- **What to do**: Check every line below for the string "TestWM", and copy the lines that contain it.

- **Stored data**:

####

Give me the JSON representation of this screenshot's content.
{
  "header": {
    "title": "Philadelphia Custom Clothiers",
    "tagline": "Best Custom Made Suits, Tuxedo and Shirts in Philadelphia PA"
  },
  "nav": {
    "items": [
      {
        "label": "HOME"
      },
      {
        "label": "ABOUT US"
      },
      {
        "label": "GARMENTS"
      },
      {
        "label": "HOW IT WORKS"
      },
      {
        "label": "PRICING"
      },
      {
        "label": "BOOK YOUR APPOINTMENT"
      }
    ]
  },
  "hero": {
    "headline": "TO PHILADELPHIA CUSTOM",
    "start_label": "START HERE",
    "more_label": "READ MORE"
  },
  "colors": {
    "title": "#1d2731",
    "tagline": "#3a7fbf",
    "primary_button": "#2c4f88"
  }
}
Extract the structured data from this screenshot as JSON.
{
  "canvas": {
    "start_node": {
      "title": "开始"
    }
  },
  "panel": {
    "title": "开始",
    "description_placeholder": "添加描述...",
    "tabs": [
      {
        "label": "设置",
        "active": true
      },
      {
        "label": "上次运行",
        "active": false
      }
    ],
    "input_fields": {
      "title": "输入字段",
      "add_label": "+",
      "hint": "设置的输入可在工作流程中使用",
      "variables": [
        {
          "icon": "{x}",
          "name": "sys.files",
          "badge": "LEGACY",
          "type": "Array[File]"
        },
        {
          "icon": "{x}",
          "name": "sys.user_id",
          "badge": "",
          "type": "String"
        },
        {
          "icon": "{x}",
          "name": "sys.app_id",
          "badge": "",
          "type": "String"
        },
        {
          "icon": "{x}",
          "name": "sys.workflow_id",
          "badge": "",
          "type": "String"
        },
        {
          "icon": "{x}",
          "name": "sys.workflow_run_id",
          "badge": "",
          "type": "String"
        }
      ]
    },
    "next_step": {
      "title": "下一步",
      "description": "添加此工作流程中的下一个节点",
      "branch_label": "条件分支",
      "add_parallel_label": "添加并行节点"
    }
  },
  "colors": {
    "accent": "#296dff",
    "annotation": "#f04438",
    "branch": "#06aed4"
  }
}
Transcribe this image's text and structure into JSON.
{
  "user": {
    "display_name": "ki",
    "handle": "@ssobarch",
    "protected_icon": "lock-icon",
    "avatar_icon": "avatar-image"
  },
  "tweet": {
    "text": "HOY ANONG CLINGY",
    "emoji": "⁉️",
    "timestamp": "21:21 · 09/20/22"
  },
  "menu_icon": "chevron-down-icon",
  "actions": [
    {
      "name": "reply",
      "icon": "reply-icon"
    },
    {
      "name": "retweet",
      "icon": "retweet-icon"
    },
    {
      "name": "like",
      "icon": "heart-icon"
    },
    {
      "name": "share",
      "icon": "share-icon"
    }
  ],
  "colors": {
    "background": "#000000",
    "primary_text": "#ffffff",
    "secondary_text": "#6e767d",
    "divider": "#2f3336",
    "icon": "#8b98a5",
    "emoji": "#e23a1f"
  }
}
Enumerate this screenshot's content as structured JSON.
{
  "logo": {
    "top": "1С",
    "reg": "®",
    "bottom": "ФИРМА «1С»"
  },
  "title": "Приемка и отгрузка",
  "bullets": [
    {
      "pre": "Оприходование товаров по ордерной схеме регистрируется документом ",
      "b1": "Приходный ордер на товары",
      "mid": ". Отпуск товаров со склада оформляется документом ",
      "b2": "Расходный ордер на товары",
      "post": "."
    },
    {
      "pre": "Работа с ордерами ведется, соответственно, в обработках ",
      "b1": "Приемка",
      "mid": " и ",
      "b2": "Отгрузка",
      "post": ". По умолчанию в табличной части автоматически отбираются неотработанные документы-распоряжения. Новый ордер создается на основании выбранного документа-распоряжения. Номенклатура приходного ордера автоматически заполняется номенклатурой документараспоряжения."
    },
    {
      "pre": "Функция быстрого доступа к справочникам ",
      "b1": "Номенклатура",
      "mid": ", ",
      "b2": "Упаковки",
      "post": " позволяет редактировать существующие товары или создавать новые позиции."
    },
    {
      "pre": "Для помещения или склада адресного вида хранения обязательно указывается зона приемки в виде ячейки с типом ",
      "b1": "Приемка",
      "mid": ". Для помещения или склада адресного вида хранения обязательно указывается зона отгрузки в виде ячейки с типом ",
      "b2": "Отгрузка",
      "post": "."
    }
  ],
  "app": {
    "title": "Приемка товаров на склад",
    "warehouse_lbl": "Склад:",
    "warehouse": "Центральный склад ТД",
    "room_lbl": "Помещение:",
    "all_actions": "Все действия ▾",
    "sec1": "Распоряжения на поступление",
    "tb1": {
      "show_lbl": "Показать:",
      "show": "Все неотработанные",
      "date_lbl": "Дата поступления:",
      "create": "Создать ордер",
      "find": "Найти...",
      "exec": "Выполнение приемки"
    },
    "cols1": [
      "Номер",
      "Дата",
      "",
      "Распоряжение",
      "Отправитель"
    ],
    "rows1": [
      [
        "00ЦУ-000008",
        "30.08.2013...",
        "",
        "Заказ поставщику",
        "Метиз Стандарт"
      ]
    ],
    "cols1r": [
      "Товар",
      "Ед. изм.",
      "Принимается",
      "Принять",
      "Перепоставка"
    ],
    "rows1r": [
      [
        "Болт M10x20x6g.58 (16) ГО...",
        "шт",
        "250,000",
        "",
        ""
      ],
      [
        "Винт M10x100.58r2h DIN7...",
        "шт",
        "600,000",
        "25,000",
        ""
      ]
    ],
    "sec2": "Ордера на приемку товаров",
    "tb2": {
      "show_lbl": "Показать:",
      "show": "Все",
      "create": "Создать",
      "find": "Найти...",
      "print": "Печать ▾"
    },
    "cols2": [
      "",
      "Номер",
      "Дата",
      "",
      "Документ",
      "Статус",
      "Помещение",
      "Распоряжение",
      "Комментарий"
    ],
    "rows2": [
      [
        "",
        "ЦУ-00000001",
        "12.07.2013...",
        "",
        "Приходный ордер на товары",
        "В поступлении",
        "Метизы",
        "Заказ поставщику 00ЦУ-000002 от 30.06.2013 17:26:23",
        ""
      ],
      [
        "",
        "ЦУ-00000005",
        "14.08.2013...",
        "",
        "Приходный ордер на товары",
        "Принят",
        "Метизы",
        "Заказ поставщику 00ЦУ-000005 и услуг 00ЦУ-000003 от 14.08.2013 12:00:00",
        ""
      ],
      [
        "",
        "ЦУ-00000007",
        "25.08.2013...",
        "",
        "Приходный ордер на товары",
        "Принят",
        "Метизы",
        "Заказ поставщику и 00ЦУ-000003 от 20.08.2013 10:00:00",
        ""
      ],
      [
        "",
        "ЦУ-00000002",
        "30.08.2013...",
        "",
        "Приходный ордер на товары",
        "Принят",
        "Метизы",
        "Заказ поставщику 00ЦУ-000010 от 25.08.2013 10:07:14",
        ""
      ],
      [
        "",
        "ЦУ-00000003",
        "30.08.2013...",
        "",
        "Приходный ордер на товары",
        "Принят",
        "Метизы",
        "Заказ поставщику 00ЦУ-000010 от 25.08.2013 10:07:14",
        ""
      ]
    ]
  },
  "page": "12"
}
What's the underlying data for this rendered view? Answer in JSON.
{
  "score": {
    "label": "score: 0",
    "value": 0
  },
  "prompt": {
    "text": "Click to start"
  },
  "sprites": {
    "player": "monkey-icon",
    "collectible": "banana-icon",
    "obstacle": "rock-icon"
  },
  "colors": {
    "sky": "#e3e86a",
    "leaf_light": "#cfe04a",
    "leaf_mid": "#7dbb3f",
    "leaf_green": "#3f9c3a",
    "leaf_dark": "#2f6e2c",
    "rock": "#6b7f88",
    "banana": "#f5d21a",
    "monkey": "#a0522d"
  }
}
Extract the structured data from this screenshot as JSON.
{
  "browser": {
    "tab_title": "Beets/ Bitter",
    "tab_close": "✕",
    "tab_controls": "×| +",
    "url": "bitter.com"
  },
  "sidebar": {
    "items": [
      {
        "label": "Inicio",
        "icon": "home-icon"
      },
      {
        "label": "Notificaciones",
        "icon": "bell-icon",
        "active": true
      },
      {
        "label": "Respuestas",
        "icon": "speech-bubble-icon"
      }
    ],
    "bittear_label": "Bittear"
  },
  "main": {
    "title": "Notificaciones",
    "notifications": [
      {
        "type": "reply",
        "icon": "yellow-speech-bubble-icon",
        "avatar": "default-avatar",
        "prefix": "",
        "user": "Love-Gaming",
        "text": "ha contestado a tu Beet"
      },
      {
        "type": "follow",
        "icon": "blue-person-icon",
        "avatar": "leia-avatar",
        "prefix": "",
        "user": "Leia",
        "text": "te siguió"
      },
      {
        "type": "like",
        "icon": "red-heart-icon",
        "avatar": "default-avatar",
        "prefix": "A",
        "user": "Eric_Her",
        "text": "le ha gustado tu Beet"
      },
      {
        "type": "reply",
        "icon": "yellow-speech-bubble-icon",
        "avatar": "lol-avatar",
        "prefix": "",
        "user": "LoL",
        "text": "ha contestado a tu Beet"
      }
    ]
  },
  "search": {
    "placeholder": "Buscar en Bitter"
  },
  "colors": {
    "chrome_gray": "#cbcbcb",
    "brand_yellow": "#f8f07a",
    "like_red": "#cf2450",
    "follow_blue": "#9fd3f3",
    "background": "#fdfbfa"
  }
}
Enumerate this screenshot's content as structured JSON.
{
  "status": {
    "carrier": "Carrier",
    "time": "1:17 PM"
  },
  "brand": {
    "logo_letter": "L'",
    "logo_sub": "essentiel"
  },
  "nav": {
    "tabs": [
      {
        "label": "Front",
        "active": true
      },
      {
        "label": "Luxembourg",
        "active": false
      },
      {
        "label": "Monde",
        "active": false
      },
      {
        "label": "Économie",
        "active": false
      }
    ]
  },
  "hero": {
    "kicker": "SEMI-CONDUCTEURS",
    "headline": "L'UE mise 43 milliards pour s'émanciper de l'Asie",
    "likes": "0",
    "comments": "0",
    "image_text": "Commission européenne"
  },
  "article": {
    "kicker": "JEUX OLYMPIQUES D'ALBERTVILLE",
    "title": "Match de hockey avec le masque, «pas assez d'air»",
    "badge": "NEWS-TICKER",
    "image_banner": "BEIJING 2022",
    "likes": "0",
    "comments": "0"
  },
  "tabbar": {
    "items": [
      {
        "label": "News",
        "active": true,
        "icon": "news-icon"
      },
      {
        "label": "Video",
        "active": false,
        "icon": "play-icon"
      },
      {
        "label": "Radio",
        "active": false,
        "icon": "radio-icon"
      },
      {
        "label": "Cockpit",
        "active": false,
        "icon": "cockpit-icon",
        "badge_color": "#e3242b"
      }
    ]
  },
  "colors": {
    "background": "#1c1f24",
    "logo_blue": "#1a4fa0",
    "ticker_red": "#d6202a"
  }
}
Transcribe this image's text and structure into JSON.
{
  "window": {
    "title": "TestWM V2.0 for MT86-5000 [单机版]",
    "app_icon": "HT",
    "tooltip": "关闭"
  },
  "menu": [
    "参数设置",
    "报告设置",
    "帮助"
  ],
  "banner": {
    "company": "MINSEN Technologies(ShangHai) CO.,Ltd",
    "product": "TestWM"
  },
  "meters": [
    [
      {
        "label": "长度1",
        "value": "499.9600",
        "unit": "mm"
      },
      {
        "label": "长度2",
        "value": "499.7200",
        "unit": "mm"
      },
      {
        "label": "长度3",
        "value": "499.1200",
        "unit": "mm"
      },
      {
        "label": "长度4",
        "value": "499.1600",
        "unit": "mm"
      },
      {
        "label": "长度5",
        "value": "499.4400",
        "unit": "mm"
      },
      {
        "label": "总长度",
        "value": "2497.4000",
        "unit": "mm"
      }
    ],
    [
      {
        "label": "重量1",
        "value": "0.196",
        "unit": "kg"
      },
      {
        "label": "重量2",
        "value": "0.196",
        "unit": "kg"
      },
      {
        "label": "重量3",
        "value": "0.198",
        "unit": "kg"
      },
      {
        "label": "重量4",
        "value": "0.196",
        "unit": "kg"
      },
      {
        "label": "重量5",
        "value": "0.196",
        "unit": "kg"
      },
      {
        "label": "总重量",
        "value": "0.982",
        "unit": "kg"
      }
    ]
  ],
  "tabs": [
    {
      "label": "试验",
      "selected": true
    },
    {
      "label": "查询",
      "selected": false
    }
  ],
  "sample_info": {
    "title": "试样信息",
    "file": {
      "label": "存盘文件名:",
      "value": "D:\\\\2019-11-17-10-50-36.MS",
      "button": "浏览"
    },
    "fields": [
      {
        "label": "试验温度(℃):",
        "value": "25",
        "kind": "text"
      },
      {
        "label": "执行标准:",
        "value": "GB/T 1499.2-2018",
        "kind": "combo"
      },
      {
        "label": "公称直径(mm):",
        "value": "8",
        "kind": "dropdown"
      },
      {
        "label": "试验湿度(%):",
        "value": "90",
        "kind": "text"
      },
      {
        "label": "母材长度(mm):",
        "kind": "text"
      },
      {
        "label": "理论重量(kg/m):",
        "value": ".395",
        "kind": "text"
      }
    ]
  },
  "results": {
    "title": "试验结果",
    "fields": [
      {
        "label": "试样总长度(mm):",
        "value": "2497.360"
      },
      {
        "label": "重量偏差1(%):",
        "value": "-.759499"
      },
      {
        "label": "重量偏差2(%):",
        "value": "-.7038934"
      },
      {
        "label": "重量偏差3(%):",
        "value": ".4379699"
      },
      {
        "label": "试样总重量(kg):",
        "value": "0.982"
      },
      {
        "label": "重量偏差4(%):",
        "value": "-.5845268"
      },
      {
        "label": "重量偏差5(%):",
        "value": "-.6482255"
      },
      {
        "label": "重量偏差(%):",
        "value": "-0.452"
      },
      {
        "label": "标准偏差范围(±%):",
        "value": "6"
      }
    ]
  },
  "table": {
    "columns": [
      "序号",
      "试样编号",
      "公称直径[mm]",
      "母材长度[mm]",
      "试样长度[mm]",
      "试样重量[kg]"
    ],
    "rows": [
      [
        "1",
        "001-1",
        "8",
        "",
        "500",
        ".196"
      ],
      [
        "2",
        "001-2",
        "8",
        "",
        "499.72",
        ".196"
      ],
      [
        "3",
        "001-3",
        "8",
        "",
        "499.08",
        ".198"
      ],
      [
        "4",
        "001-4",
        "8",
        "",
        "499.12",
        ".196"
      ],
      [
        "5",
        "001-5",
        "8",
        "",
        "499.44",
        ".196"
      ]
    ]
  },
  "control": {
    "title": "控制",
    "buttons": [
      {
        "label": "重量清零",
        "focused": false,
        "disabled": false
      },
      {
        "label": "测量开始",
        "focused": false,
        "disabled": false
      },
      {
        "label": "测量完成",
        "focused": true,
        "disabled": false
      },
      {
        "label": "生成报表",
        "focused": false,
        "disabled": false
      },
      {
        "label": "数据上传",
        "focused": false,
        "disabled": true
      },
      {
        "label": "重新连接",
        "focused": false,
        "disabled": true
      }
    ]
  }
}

####

- **Expected answer**:
    "title": "TestWM V2.0 for MT86-5000 [单机版]",
    "product": "TestWM"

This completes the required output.